Oder im konkreten Fall: Wie macht man der Öffentlichkeit klar, dass das Urteil des EuGH aus wissenschaftlicher Sicht nicht sonderlich zielführend ist und das man die neuen Methoden der Gentechnik anders behandeln muss als “Die Gentechnik” allgemein? In einer idealen Welt würde man einfach die wissenschaftlichen Fakten präsentieren und die Menschen würden sie prüfen, bewerten und entsprechend akzeptieren. Aber die Welt ist nicht ideal und die Popularität von Esoterik, Pseudowissenschaft und Co demonstriert ja wunderbar, dass man noch so viele wissenschaftliche Fakten ansammeln kann: Wer keine Lust hat sie zu akzeptieren, der tut das nicht und glaubt einfach weiter. Man kann den Menschen noch so viele Studien über Homöopathie oder Fakten über die Unsinnigkeit der Astrologie präsentieren: Wer an die Esoterik glaubt, wird sich davon nicht beirren lassen. Denn Glauben zeichnet sich ja gerade dadurch aus, dass er nicht auf Fakten basiert! Glauben lässt sich nicht weg argumentieren.
Imm Fall der Wissenschaftskommunikation über das EuGH-Urteil hat man meiner Meinung nach folgendes Problem: Ein gewisser Teil der Öffentlichkeit hat sich, was die Gentechnik angeht, schon ein abschließendes Urteil gebildet und lehnt alles, was damit zu tun hat, ab. “Gentechnik” und alle verwandten Begriffe sind für sie negativ besetzt. Und wenn man diesen Leuten nun erklärt, dass die neuen Methoden wie Crispr/Cas etc aber ganz anders sind und überhaupt die ganze Sache mit der Gentechnik nicht so schlimm und schädlich ist wie sie sich das vorstellen, dann erreicht man damit nichts. Die wissenschaftliche Argumente laufen, wie Lars in seinem Text festgestellt hat, ins Leere.

DIE DATEN ::
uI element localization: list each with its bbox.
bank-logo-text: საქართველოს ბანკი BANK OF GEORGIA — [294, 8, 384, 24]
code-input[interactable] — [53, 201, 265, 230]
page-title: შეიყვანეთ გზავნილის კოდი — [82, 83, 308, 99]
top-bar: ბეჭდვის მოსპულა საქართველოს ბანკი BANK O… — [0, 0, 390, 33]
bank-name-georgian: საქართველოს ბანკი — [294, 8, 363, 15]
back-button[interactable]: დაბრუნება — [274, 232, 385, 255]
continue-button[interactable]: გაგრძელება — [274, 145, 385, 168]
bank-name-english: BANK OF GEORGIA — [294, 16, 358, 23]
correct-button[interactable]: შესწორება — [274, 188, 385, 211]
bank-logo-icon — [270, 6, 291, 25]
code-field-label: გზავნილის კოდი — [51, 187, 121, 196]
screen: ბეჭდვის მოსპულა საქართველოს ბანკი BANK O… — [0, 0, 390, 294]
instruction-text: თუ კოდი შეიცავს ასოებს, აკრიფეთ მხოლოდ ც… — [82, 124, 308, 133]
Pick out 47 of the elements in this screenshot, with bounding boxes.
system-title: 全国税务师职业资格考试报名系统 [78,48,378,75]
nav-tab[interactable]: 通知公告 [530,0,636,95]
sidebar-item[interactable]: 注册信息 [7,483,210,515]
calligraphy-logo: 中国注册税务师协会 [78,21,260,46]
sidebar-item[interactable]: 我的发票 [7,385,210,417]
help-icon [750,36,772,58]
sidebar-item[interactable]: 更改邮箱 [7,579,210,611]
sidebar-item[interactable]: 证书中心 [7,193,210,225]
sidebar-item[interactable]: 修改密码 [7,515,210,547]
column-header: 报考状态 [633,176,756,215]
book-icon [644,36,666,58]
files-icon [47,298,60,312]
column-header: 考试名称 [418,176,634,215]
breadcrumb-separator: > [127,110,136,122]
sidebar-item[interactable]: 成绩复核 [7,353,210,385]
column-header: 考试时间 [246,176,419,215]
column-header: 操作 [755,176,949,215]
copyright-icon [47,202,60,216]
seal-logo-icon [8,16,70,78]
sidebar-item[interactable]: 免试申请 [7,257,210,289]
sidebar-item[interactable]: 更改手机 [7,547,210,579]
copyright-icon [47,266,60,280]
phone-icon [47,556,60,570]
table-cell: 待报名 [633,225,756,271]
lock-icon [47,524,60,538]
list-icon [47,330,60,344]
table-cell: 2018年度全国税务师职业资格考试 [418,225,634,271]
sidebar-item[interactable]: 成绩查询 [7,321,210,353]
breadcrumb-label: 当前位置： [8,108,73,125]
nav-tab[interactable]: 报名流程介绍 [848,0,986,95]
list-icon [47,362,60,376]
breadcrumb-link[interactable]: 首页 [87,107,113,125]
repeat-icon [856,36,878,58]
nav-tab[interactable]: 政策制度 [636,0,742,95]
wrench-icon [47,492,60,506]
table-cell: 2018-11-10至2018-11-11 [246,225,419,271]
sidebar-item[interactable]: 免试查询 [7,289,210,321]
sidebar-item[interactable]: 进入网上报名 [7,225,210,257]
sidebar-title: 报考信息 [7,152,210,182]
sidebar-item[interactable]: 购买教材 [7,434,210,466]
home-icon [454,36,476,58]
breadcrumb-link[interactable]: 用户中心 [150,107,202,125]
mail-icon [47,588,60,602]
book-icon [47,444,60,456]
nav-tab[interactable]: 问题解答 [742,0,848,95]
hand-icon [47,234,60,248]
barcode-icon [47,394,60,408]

ARBEITSANWEISUNGEN ::
**a)** Geben Sie die Zeilen der Daten unverändert aus, beginnend mit der ersten Zeile und endend mit der Zeile, die „code-field-label: გზავნილის კოდი“ enthält, beide einschließlich.
**b)** Knüpfen Sie an den letzten Satz des Auszugs über die Wissenschaftskommunikation zum EuGH-Urteil an und schreiben Sie den Text von dort aus weiter.

ANTWORTEN IN REIHENFOLGE ::
**a)**
uI element localization: list each with its bbox.
bank-logo-text: საქართველოს ბანკი BANK OF GEORGIA — [294, 8, 384, 24]
code-input[interactable] — [53, 201, 265, 230]
page-title: შეიყვანეთ გზავნილის კოდი — [82, 83, 308, 99]
top-bar: ბეჭდვის მოსპულა საქართველოს ბანკი BANK O… — [0, 0, 390, 33]
bank-name-georgian: საქართველოს ბანკი — [294, 8, 363, 15]
back-button[interactable]: დაბრუნება — [274, 232, 385, 255]
continue-button[interactable]: გაგრძელება — [274, 145, 385, 168]
bank-name-english: BANK OF GEORGIA — [294, 16, 358, 23]
correct-button[interactable]: შესწორება — [274, 188, 385, 211]
bank-logo-icon — [270, 6, 291, 25]
code-field-label: გზავნილის კოდი — [51, 187, 121, 196]

**b)**
In gewissen Sinn ist das verständlich. Wer will sich schon erklären lassen, dass man Unsinn glaubt? Wer hört gerne, dass er falsch liegt? Und noch dazu von den Leuten, die man als “Gegner” ansieht? Niemand. Wer Gentechnikgegner erklärt, das Gentechnik eh super und ungefährlich ist, widerspricht der Weltsicht und Erwartungshaltung dieser Leute. Vereinfacht gesagt: Man erzählt ihnen genau das, was sie nicht hören wollen. Und deswegen hören sie es auch nicht!
Ich hab mir schon oft überlegt, wie man so etwas umgehen kann. Vor einiger Zeit hab ich das Buch “Houston, we have a narrative” von Randy Olson gelesen und da ging es um ein ähnliches Problem (Klimwandel) und Olsons Auseinandersetzung damit war sehr interessant und hat mich dazu gebracht, mir ein paar neue Methoden zu überlegen: Wenn einem die Leute nicht zuhören, weil man ihnen etwas sagt das sie nicht hören wollen: Dann muss man ihnen etwas sagen, DAS sie hören wollen!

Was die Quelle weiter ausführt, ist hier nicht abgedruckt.